**Given exercise:**
Where a line of the material contains the string "weeklymeanprice", copy that line.

○ ○ ○ ○ ○

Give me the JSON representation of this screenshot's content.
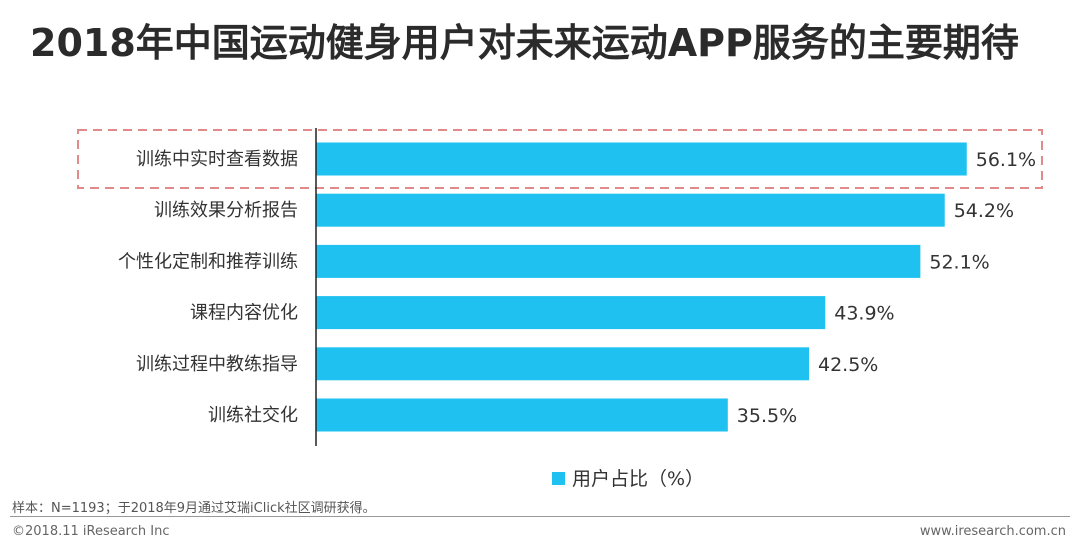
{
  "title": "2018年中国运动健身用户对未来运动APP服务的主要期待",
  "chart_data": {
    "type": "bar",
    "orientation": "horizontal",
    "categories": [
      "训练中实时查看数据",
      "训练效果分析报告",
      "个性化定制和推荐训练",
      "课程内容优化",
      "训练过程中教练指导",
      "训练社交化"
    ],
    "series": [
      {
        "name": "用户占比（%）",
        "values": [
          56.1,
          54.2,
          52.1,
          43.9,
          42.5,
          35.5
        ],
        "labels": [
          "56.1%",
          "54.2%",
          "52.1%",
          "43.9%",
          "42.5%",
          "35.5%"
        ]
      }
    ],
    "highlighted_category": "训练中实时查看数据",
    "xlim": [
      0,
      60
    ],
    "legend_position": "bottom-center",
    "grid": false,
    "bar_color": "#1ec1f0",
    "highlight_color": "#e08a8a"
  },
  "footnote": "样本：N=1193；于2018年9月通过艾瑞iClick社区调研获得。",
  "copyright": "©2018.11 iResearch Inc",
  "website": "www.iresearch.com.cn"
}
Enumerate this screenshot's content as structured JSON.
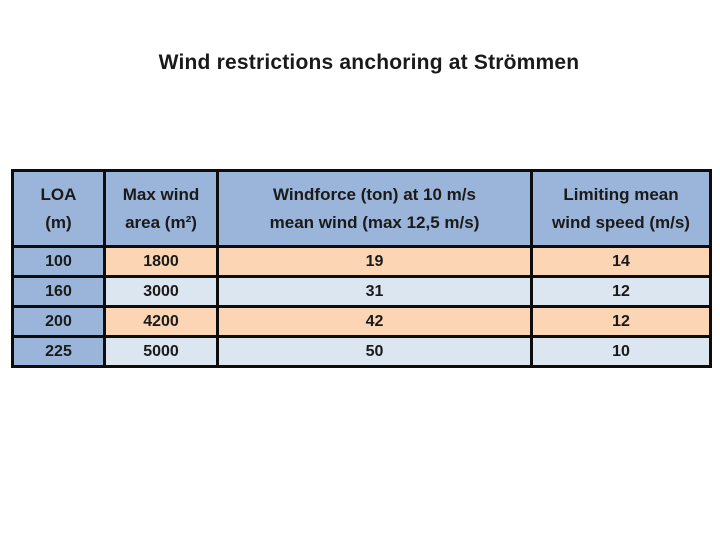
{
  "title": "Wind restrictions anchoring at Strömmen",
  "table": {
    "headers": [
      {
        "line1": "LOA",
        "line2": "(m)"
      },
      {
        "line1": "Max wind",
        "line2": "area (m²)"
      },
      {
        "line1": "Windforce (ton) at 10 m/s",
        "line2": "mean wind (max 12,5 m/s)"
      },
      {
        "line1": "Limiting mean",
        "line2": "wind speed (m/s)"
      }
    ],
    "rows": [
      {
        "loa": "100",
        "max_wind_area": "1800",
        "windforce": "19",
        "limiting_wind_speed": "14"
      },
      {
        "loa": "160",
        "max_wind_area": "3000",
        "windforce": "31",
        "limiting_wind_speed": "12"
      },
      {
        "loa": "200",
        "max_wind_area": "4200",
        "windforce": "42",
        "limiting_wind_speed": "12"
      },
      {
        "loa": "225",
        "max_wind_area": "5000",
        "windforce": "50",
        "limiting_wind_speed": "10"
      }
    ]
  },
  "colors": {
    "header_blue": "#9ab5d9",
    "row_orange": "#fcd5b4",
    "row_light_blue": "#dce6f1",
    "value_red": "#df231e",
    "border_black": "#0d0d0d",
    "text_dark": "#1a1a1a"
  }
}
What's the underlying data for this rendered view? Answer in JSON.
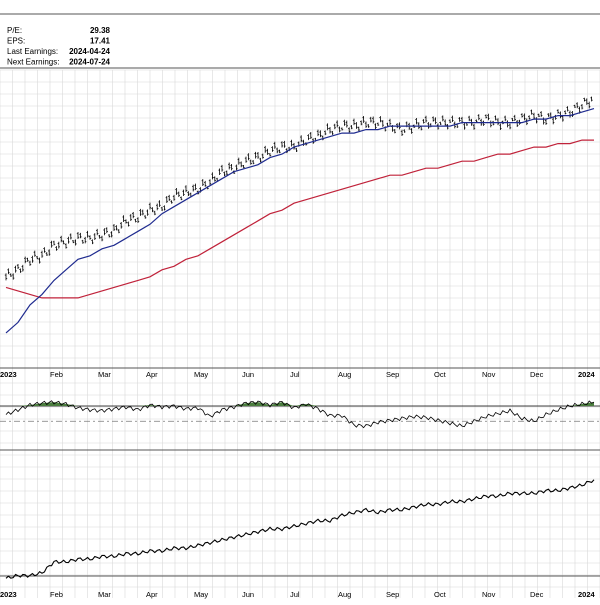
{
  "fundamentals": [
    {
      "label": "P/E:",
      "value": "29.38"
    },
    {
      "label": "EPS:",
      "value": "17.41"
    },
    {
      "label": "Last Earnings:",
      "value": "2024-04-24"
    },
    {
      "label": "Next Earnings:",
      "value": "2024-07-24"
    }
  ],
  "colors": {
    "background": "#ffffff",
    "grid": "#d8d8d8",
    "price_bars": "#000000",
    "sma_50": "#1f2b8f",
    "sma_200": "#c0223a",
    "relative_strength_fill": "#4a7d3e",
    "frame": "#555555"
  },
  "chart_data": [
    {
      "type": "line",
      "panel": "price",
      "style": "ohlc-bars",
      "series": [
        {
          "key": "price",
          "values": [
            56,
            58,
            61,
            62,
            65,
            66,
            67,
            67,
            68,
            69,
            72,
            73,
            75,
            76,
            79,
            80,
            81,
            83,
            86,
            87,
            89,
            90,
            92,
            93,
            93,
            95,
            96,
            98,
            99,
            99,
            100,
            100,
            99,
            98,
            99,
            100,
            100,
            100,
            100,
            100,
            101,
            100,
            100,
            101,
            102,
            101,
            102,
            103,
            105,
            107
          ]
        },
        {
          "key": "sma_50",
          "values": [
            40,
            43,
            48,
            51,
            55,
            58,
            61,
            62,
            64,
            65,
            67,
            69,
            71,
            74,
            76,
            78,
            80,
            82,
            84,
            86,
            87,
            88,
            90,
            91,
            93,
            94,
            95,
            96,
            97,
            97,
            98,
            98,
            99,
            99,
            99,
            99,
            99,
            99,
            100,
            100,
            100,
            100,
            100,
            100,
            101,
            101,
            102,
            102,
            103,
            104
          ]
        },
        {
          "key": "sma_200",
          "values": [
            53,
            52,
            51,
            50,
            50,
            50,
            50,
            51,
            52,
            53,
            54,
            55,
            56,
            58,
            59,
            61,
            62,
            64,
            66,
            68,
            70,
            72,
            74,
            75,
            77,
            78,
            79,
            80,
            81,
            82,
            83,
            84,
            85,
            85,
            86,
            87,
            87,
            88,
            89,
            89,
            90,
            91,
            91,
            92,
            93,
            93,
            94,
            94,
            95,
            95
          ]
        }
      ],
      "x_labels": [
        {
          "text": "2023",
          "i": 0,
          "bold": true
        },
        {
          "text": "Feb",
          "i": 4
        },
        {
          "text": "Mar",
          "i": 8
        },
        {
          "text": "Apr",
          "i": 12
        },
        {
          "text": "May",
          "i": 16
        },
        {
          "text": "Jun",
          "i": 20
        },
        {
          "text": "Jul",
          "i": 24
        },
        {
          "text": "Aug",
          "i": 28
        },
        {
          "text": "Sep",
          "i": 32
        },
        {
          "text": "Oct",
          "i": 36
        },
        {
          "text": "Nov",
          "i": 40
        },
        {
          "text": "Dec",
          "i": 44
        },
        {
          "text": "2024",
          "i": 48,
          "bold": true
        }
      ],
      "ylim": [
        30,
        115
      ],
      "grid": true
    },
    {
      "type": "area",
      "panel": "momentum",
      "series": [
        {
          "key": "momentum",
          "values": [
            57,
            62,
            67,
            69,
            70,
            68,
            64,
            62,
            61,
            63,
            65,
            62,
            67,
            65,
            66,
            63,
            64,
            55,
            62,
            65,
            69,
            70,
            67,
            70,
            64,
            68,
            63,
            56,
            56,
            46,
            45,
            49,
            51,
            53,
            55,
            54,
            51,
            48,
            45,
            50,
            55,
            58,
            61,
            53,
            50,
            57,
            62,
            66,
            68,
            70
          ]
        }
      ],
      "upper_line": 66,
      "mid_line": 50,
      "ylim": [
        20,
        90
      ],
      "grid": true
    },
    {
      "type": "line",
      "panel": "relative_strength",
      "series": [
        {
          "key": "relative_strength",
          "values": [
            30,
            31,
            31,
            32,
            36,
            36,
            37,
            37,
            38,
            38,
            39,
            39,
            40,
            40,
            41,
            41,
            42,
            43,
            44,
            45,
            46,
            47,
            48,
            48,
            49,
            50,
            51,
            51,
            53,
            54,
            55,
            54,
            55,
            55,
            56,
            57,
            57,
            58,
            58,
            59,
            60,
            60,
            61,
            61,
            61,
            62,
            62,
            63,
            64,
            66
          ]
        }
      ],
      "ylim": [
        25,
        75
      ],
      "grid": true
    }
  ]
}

○ ○ ○ ○ ○

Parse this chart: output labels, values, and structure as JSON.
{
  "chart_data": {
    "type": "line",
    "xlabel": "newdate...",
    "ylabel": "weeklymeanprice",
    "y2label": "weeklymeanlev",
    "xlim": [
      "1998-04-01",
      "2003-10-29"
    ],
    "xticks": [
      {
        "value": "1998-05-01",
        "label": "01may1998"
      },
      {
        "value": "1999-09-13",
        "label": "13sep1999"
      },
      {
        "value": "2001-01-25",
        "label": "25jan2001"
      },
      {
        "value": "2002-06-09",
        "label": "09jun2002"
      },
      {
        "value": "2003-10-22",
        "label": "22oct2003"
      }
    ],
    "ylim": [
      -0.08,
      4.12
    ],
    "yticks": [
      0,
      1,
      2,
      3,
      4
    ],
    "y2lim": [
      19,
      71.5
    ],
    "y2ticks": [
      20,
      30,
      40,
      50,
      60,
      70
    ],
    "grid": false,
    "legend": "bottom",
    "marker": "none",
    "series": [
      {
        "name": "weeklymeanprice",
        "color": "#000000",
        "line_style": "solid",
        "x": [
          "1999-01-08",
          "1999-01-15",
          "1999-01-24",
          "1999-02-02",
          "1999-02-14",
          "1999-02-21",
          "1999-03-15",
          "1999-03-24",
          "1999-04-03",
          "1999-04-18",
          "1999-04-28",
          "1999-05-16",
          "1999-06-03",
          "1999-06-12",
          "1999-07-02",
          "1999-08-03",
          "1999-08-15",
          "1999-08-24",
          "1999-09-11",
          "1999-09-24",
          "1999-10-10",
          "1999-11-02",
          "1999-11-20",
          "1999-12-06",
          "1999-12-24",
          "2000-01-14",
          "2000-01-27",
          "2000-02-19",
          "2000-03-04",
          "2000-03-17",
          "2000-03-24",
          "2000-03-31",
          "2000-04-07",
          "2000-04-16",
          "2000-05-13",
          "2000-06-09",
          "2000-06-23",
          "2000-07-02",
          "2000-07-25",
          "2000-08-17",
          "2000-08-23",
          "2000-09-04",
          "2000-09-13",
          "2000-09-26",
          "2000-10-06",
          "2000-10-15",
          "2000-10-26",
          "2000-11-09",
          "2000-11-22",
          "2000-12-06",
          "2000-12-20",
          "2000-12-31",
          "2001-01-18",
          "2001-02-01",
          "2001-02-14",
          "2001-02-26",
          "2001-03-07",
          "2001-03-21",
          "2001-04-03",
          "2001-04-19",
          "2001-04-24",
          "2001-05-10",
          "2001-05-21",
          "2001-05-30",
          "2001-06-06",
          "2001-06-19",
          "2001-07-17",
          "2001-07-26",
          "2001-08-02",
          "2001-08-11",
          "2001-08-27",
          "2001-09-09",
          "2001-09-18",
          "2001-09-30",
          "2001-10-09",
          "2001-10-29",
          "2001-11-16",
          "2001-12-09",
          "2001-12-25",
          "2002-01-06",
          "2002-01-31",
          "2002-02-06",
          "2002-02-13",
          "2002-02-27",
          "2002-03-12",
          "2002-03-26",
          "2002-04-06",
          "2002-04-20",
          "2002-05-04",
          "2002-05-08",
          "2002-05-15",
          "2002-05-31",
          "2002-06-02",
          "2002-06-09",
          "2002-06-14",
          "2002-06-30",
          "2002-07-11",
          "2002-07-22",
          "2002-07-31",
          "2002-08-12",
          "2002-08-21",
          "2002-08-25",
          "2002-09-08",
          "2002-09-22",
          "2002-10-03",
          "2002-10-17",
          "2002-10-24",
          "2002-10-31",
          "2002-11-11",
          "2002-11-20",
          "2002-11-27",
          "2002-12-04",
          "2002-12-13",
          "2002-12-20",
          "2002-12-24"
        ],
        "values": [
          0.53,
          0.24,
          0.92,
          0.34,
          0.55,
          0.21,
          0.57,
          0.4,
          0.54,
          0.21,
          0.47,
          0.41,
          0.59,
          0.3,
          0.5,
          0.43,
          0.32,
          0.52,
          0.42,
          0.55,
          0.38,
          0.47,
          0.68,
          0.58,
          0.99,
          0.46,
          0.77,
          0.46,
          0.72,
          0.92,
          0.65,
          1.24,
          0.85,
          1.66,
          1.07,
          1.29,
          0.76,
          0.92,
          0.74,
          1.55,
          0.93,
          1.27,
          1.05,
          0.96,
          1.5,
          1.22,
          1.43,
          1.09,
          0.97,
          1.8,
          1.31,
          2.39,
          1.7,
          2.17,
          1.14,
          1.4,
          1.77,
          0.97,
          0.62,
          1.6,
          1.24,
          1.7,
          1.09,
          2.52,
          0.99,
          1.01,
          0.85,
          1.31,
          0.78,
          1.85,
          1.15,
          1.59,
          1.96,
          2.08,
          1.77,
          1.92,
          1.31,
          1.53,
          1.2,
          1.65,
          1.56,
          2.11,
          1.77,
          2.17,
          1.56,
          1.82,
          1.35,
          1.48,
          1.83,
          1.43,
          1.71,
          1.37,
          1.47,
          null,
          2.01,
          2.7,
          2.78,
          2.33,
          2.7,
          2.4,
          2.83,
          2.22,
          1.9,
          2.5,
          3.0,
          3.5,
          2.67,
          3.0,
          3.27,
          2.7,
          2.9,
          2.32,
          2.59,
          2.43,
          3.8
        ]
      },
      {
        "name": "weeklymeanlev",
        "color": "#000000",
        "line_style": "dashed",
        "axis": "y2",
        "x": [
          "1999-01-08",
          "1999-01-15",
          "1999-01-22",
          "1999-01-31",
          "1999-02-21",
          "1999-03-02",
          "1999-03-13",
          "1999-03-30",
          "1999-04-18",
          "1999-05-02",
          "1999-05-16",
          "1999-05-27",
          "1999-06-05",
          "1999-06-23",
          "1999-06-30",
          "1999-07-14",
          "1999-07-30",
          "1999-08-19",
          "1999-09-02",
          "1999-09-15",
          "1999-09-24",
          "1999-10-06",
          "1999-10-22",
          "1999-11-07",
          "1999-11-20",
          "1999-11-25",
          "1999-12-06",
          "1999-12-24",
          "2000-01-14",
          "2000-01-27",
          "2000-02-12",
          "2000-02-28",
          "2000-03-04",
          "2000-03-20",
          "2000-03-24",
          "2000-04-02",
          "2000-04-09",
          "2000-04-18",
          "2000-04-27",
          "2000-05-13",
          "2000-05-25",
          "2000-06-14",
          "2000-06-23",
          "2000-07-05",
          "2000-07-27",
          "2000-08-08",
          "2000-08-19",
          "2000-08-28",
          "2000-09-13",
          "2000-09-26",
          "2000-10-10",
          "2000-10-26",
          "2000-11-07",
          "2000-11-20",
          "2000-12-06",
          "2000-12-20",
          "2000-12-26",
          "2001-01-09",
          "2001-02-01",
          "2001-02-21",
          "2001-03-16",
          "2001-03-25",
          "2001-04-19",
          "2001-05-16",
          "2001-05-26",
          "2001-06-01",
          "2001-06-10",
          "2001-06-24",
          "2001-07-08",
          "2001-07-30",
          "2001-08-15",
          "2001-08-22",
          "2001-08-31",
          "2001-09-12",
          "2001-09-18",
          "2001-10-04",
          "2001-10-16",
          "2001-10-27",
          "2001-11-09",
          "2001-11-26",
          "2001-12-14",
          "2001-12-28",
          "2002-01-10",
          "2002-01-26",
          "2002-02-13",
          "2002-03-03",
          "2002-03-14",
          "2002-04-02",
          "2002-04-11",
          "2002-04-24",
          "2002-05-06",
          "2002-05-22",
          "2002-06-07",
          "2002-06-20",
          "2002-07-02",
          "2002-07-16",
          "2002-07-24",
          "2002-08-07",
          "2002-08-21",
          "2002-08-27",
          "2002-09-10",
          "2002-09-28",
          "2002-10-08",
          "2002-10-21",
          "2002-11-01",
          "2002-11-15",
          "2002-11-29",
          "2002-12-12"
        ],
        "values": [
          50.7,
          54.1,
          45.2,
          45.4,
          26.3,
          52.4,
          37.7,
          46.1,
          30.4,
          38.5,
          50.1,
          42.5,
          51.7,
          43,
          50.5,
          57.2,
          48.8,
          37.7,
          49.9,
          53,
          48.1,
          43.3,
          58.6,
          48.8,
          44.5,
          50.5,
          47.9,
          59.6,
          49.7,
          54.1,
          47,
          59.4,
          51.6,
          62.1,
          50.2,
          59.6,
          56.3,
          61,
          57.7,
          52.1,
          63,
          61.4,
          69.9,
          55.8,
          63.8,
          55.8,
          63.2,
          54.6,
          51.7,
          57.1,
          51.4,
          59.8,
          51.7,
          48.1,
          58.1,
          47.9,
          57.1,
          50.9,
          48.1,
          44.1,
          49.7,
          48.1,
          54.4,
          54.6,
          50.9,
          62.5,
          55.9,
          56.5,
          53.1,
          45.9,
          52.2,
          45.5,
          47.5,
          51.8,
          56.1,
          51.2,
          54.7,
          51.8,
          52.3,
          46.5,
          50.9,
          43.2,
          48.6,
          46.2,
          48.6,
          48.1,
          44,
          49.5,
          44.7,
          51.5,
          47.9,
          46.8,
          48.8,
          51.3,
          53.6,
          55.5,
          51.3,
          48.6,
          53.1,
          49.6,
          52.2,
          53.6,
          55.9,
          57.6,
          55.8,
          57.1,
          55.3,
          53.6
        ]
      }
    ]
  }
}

○ ○ ○ ○ ○

**Result of this task:**
    "ylabel": "weeklymeanprice",
        "name": "weeklymeanprice",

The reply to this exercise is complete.